WHAT TO DO:
In the material below, the lines containing the word "support" are required; copy each of them.

[Start of DATA SUPPLIED]

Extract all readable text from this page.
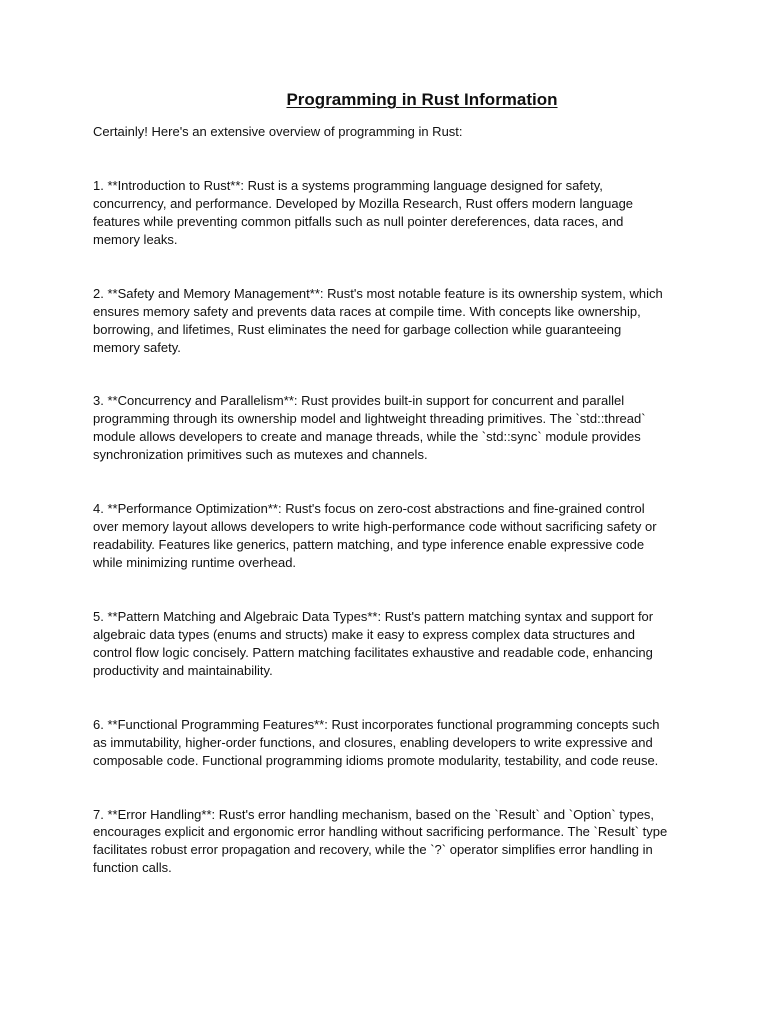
Programming in Rust Information
Certainly! Here's an extensive overview of programming in Rust:
1. **Introduction to Rust**: Rust is a systems programming language designed for safety,
concurrency, and performance. Developed by Mozilla Research, Rust offers modern language
features while preventing common pitfalls such as null pointer dereferences, data races, and
memory leaks.
2. **Safety and Memory Management**: Rust's most notable feature is its ownership system, which
ensures memory safety and prevents data races at compile time. With concepts like ownership,
borrowing, and lifetimes, Rust eliminates the need for garbage collection while guaranteeing
memory safety.
3. **Concurrency and Parallelism**: Rust provides built-in support for concurrent and parallel
programming through its ownership model and lightweight threading primitives. The `std::thread`
module allows developers to create and manage threads, while the `std::sync` module provides
synchronization primitives such as mutexes and channels.
4. **Performance Optimization**: Rust's focus on zero-cost abstractions and fine-grained control
over memory layout allows developers to write high-performance code without sacrificing safety or
readability. Features like generics, pattern matching, and type inference enable expressive code
while minimizing runtime overhead.
5. **Pattern Matching and Algebraic Data Types**: Rust's pattern matching syntax and support for
algebraic data types (enums and structs) make it easy to express complex data structures and
control flow logic concisely. Pattern matching facilitates exhaustive and readable code, enhancing
productivity and maintainability.
6. **Functional Programming Features**: Rust incorporates functional programming concepts such
as immutability, higher-order functions, and closures, enabling developers to write expressive and
composable code. Functional programming idioms promote modularity, testability, and code reuse.
7. **Error Handling**: Rust's error handling mechanism, based on the `Result` and `Option` types,
encourages explicit and ergonomic error handling without sacrificing performance. The `Result` type
facilitates robust error propagation and recovery, while the `?` operator simplifies error handling in
function calls.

[End of DATA SUPPLIED]

FULL ANSWER:
3. **Concurrency and Parallelism**: Rust provides built-in support for concurrent and parallel
5. **Pattern Matching and Algebraic Data Types**: Rust's pattern matching syntax and support for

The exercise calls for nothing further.